We can work with that by turning all exponentials into base $e$: $$ \frac{a^b}{b^a} = \frac{e^{b\ln a}}{e^{a\ln b}}=e^{b\ln a - a\ln b}>1\\ \implies b\ln a - a \ln b >0 \implies b\ln a > a \ln b \\ \implies \frac{\ln a}{a} > \frac{\ln b}{b} $$ Now the function $f(x) = \frac{\ln x}{x}$ is an increasing function for $x<e$, and a decreasing function for $x>e$. $f(x) = 0$ at $x=1$ and $\lim_{x \to \infty}f(x) = 0$. That said, we have:

  • If $b>a>e$ then $\frac{\ln a}{a} > \frac{\ln b}{b}$ and $a^b > b^a$. For example, $3^4 > 4^3$.

  • If $a<b<e$ then $\frac{\ln a}{a} < \frac{\ln b}{b}$ and $a^b < b^a$. For example, $2^{2.5} < (2.5)^2$.

  • If $a<1<b$ then $\frac{\ln a}{a} < \frac{\ln b}{b}$ and $a^b < b^a$. For example, $\left(\frac12\right)^2 < 2^\frac12$.

  • If $1 < a < e < b$ we cannot say much about the relative values of $a^b$ and $b^a$.
━━━━━━━━
Directives:
1. Answer these questions about the passage on comparing a^b and b^a:
(a) What function f(x) does it introduce, and for which values of x is that function increasing?
(b) What example does it give for the case b > a > e?
(c) In which case does it say little can be said about the relative values of a^b and b^a?
2. Print the part of the passage on comparing a^b and b^a between "We can work" and "of $a^b$ and $b^a$.", inclusive.
3. Carry on the passage on comparing a^b and b^a from the point where it stops.
The listing after this passage plays no part in the work.
━━━━━━━━
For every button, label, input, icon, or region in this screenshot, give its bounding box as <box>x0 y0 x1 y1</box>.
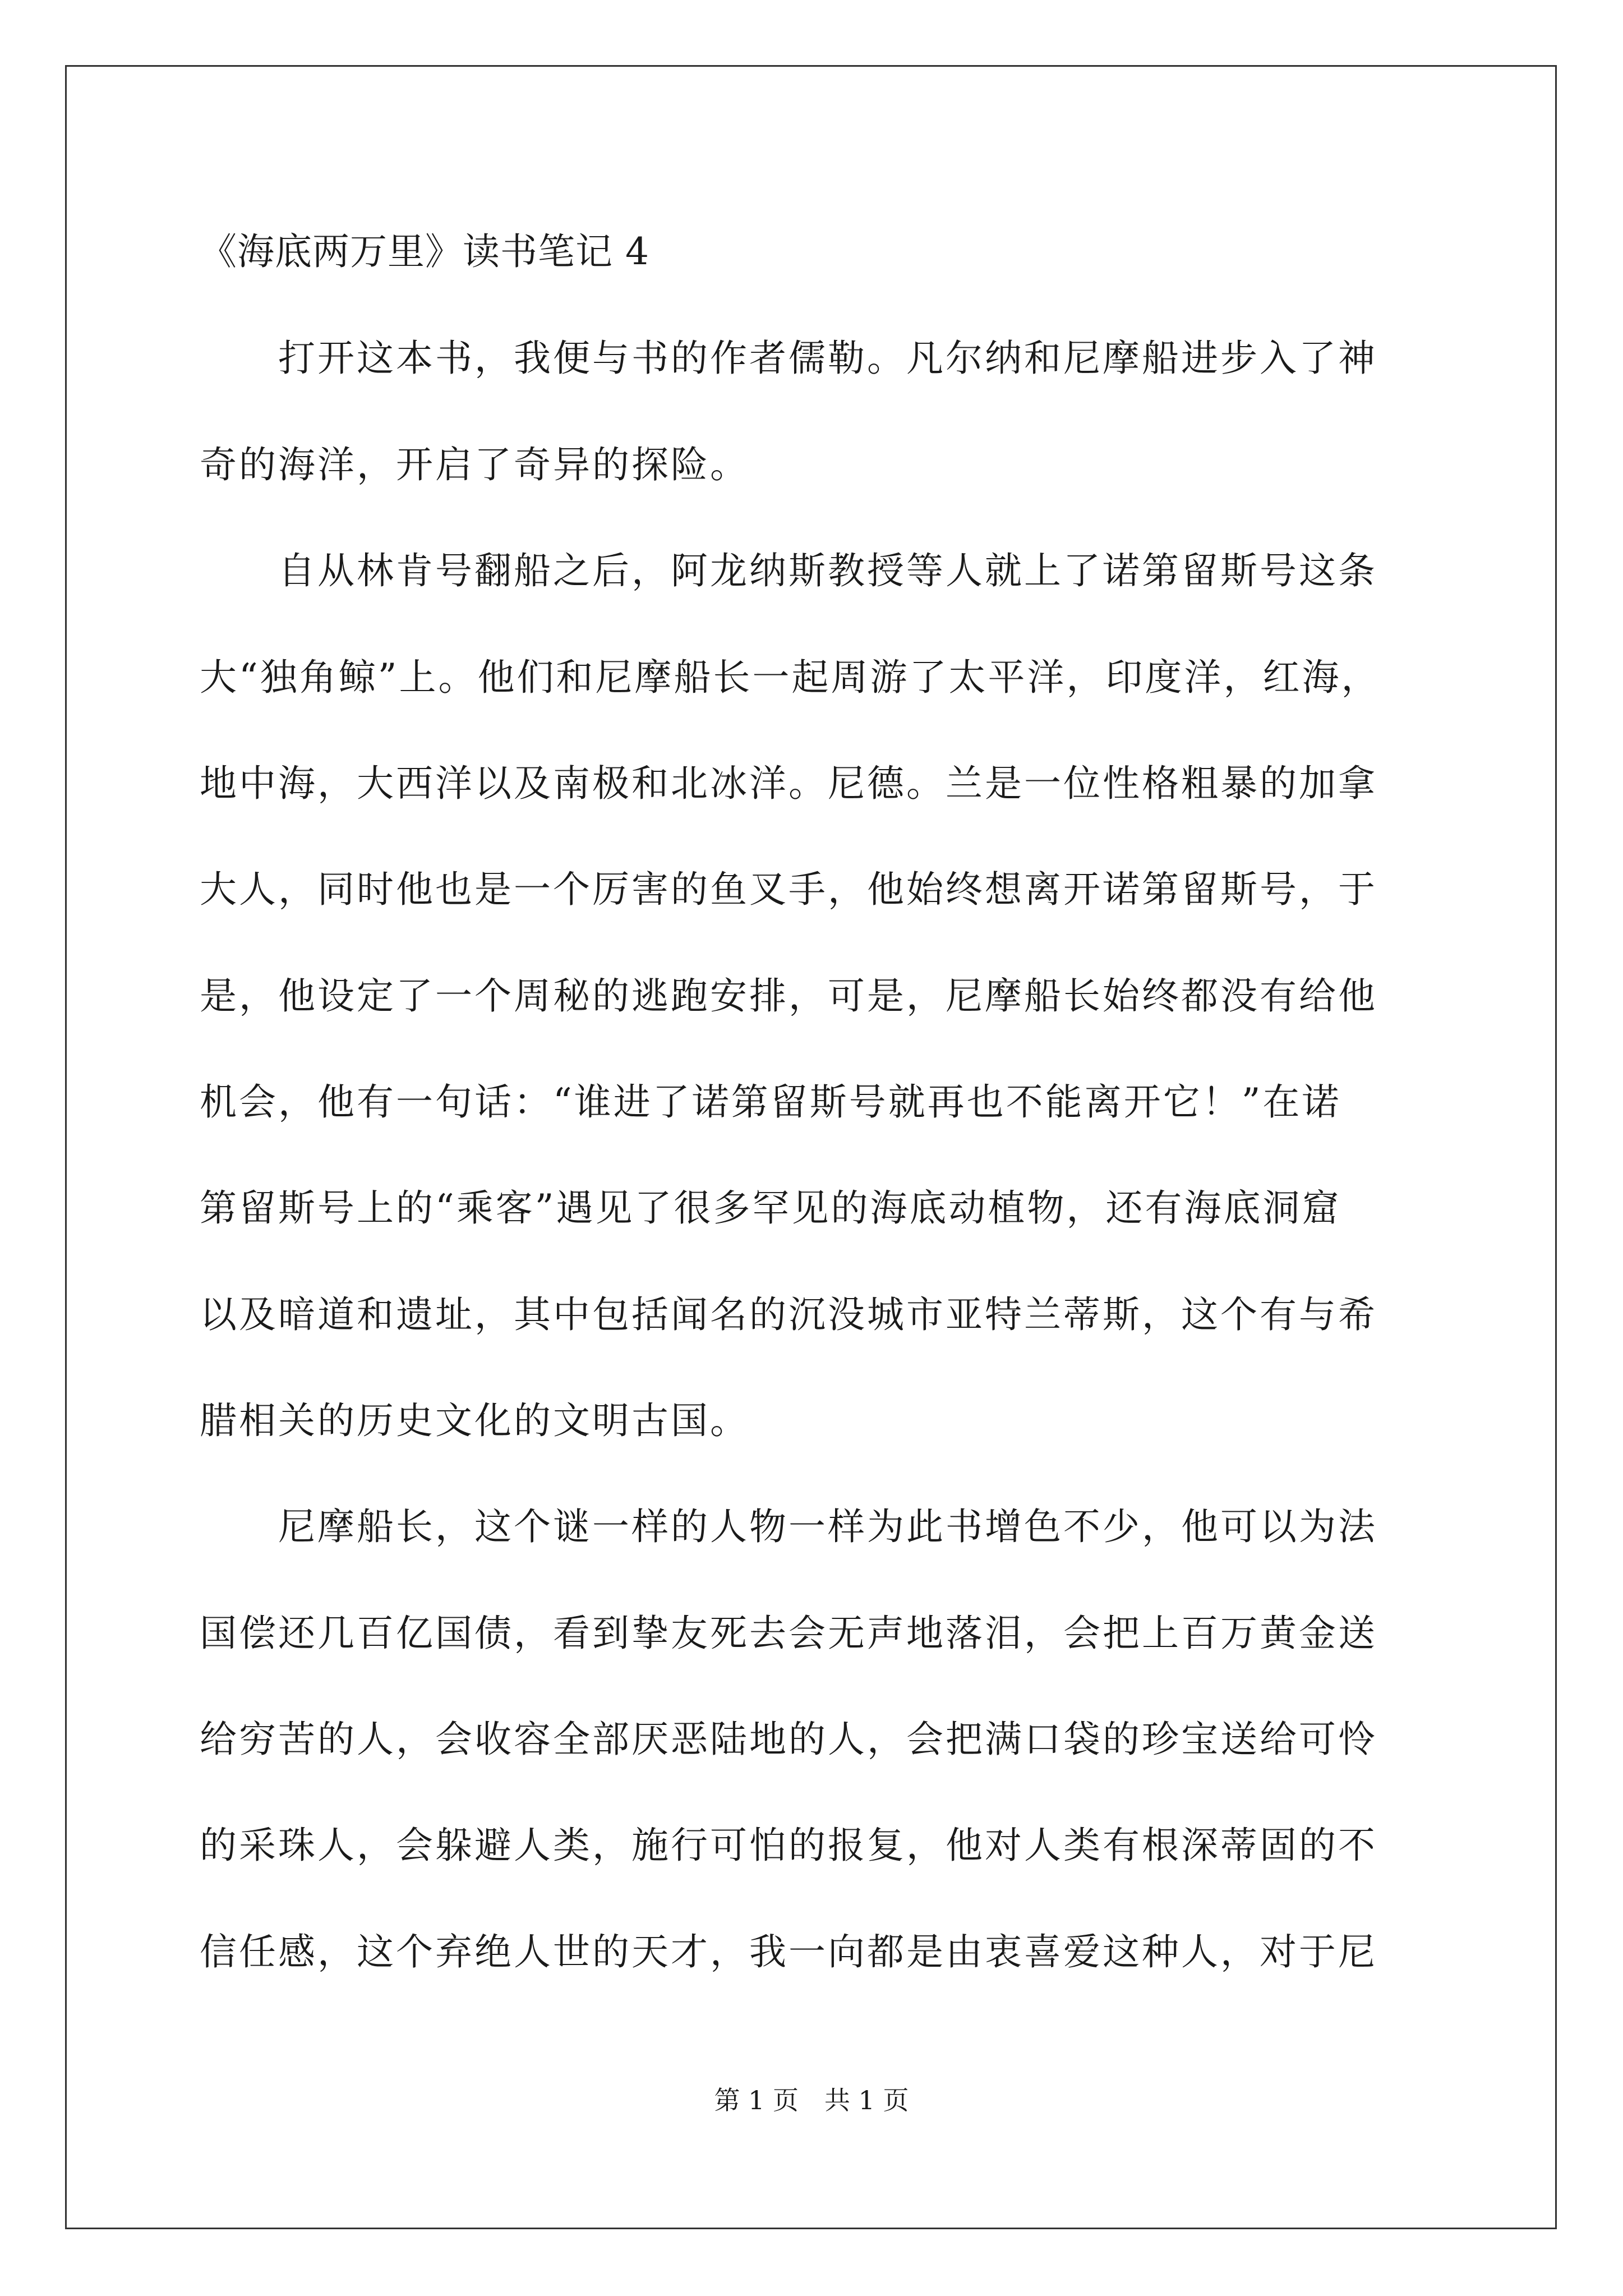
body-line: 奇的海洋，开启了奇异的探险。 <box>200 443 749 486</box>
body-line: 尼摩船长，这个谜一样的人物一样为此书增色不少，他可以为法 <box>200 1505 1377 1548</box>
body-line: 腊相关的历史文化的文明古国。 <box>200 1399 749 1442</box>
page-number-footer: 第 1 页 共 1 页 <box>714 2085 909 2115</box>
body-line: 第留斯号上的“乘客”遇见了很多罕见的海底动植物，还有海底洞窟 <box>200 1186 1341 1230</box>
body-line: 以及暗道和遗址，其中包括闻名的沉没城市亚特兰蒂斯，这个有与希 <box>200 1293 1377 1336</box>
body-line: 打开这本书，我便与书的作者儒勒。凡尔纳和尼摩船进步入了神 <box>200 337 1377 380</box>
document-title: 《海底两万里》读书笔记 4 <box>200 230 649 273</box>
body-line: 自从林肯号翻船之后，阿龙纳斯教授等人就上了诺第留斯号这条 <box>200 549 1377 592</box>
body-line: 是，他设定了一个周秘的逃跑安排，可是，尼摩船长始终都没有给他 <box>200 974 1377 1018</box>
body-line: 地中海，大西洋以及南极和北冰洋。尼德。兰是一位性格粗暴的加拿 <box>200 762 1377 805</box>
body-line: 给穷苦的人，会收容全部厌恶陆地的人，会把满口袋的珍宝送给可怜 <box>200 1718 1377 1761</box>
body-line: 的采珠人，会躲避人类，施行可怕的报复，他对人类有根深蒂固的不 <box>200 1824 1377 1867</box>
body-line: 大人，同时他也是一个厉害的鱼叉手，他始终想离开诺第留斯号，于 <box>200 868 1377 911</box>
body-line: 大“独角鲸”上。他们和尼摩船长一起周游了太平洋，印度洋，红海， <box>200 656 1381 699</box>
page-border <box>65 65 1557 2229</box>
body-line: 机会，他有一句话：“谁进了诺第留斯号就再也不能离开它！”在诺 <box>200 1080 1341 1124</box>
body-line: 信任感，这个弃绝人世的天才，我一向都是由衷喜爱这种人，对于尼 <box>200 1930 1377 1973</box>
body-line: 国偿还几百亿国债，看到挚友死去会无声地落泪，会把上百万黄金送 <box>200 1612 1377 1655</box>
━━━━━━━━
Results:
1.
(a) f(x) = (ln x)/x, which is increasing for x < e.
(b) 3^4 > 4^3.
(c) When 1 < a < e < b.

2.
We can work with that by turning all exponentials into base $e$: $$ \frac{a^b}{b^a} = \frac{e^{b\ln a}}{e^{a\ln b}}=e^{b\ln a - a\ln b}>1\\ \implies b\ln a - a \ln b >0 \implies b\ln a > a \ln b \\ \implies \frac{\ln a}{a} > \frac{\ln b}{b} $$ Now the function $f(x) = \frac{\ln x}{x}$ is an increasing function for $x<e$, and a decreasing function for $x>e$. $f(x) = 0$ at $x=1$ and $\lim_{x \to \infty}f(x) = 0$. That said, we have:

  • If $b>a>e$ then $\frac{\ln a}{a} > \frac{\ln b}{b}$ and $a^b > b^a$. For example, $3^4 > 4^3$.

  • If $a<b<e$ then $\frac{\ln a}{a} < \frac{\ln b}{b}$ and $a^b < b^a$. For example, $2^{2.5} < (2.5)^2$.

  • If $a<1<b$ then $\frac{\ln a}{a} < \frac{\ln b}{b}$ and $a^b < b^a$. For example, $\left(\frac12\right)^2 < 2^\frac12$.

  • If $1 < a < e < b$ we cannot say much about the relative values of $a^b$ and $b^a$.

3.
Your title question is much more interesting; I have not found a good reason why $$ \sqrt{2}^\left( \sqrt{3}^\sqrt{3}\right) > \sqrt{3}^\left( \sqrt{2}^\sqrt{2}\right) $$ although I have squeezed that into $g(3) > g(2)$ with $$g(x) = \frac12\sqrt{x}\ln x - \ln (\ln x)$$ The difficulty is that while $g(x)$ forms a concave upward curve with a minimum at about 2.4, the values $2$ and $3$ are on opposite sides of the minimum, kind of analogous to the $1 < a < e < b$ case in the above answer. So I don;t see why $g(x)$ is greater at $2$ than at $3$.

I hope this question is left open and active until somebody comes up with a good reason or a reference in the literature.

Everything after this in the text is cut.